- [EXTRACTED INFORMATION]
****************************************

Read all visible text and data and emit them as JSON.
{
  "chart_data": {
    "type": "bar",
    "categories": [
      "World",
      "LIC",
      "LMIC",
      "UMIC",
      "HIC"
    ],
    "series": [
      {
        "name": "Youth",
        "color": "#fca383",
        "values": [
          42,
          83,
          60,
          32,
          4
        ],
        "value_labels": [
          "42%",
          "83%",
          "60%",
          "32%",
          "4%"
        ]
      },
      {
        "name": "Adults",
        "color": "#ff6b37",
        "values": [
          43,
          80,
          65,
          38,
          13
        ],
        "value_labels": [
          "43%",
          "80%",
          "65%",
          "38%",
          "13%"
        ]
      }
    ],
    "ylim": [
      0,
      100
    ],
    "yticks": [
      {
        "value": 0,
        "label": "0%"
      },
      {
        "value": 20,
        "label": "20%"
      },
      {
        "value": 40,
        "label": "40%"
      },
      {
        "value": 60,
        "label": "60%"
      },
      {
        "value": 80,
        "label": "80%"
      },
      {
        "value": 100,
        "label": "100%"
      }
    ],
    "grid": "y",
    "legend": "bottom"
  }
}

****************************************

- [TASK OBJECTIVE] The records above must be repeated exactly, every one of them.

- [PROBLEM SOLUTION]
Read all visible text and data and emit them as JSON.
{
  "chart_data": {
    "type": "bar",
    "categories": [
      "World",
      "LIC",
      "LMIC",
      "UMIC",
      "HIC"
    ],
    "series": [
      {
        "name": "Youth",
        "color": "#fca383",
        "values": [
          42,
          83,
          60,
          32,
          4
        ],
        "value_labels": [
          "42%",
          "83%",
          "60%",
          "32%",
          "4%"
        ]
      },
      {
        "name": "Adults",
        "color": "#ff6b37",
        "values": [
          43,
          80,
          65,
          38,
          13
        ],
        "value_labels": [
          "43%",
          "80%",
          "65%",
          "38%",
          "13%"
        ]
      }
    ],
    "ylim": [
      0,
      100
    ],
    "yticks": [
      {
        "value": 0,
        "label": "0%"
      },
      {
        "value": 20,
        "label": "20%"
      },
      {
        "value": 40,
        "label": "40%"
      },
      {
        "value": 60,
        "label": "60%"
      },
      {
        "value": 80,
        "label": "80%"
      },
      {
        "value": 100,
        "label": "100%"
      }
    ],
    "grid": "y",
    "legend": "bottom"
  }
}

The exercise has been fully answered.